When a line in the entries contains the word "Oden", copy that line in full.

Segment Start: Raw data

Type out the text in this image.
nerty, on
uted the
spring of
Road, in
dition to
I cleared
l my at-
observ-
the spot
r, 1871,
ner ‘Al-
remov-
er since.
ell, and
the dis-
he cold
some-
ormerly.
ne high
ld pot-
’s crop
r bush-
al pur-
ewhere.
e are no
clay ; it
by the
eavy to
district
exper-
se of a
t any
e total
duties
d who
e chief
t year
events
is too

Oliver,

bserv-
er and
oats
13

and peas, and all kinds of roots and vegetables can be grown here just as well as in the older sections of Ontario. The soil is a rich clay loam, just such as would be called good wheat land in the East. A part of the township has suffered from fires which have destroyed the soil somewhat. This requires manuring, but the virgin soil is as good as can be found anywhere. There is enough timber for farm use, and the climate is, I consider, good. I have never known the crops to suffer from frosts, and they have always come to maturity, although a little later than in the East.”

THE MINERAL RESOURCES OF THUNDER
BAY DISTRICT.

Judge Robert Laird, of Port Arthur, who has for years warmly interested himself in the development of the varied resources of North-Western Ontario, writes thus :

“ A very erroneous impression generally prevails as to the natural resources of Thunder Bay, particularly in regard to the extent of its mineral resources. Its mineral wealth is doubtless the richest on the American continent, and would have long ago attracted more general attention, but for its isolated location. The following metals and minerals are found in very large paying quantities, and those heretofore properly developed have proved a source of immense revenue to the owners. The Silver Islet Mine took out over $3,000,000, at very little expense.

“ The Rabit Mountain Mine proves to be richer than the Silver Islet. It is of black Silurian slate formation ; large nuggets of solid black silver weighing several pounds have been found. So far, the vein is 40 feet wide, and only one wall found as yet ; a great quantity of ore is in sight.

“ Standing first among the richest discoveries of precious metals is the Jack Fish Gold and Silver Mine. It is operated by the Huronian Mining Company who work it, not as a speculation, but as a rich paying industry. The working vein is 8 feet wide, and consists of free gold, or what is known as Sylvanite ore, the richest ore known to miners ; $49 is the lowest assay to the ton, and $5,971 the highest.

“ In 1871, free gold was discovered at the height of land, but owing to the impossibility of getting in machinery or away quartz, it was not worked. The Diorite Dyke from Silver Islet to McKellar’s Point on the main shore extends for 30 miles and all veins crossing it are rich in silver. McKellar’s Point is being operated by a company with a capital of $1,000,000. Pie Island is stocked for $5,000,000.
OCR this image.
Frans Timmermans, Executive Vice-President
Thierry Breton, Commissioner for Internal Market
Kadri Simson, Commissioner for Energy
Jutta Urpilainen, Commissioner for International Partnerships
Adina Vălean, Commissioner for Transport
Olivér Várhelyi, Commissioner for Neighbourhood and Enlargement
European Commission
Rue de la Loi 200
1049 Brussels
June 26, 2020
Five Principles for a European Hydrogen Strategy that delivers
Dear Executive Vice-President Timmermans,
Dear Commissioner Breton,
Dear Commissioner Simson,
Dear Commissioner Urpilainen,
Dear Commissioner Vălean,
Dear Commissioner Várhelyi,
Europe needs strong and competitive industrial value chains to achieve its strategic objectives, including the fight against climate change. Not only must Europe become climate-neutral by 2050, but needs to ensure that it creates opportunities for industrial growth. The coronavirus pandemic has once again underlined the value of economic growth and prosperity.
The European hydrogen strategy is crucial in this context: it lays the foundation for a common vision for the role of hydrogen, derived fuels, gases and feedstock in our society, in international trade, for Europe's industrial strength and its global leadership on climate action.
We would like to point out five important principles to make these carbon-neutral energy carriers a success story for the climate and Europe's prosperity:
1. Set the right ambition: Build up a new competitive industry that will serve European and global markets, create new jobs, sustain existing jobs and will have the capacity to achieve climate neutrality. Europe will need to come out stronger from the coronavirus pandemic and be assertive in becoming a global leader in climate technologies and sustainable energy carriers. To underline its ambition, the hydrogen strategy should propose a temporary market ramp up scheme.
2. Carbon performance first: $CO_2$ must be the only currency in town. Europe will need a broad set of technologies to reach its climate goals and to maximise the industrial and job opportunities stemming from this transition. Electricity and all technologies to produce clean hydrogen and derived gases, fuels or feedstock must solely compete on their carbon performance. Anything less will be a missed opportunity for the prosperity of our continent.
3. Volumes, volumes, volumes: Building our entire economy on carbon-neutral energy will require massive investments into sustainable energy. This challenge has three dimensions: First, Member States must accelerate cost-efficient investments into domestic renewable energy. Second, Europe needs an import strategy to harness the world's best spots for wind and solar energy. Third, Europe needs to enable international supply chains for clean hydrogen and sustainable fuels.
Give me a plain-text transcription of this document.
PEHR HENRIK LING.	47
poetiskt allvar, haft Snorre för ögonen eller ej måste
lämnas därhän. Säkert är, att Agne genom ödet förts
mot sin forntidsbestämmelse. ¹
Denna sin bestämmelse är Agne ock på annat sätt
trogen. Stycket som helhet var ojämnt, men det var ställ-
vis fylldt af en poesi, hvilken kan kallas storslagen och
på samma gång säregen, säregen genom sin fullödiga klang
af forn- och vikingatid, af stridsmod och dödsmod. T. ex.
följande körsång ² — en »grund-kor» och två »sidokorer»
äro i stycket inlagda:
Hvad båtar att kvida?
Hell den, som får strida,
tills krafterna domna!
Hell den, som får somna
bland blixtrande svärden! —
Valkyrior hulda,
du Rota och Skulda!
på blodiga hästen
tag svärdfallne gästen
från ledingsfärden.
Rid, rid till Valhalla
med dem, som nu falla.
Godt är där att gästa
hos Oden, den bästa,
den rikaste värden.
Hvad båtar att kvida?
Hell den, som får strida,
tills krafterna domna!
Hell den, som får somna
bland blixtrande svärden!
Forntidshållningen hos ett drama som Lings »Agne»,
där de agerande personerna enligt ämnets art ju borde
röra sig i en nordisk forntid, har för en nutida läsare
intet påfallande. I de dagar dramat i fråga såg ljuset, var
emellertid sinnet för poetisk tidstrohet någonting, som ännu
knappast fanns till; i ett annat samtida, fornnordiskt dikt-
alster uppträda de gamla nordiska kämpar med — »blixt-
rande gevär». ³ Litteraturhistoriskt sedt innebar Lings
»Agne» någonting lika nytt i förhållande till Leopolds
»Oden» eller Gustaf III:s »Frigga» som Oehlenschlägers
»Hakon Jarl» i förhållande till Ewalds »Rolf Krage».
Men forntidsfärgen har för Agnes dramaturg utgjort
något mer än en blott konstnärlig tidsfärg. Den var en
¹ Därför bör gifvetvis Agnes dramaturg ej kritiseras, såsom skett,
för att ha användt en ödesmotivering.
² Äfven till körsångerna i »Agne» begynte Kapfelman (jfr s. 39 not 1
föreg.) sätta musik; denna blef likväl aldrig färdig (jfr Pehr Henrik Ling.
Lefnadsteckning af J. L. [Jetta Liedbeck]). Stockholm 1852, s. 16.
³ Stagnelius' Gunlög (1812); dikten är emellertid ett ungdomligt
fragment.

Segment End: Raw data

(Solution to this exercise):
hos Oden, den bästa,
»Oden» eller Gustaf III:s »Frigga» som Oehlenschlägers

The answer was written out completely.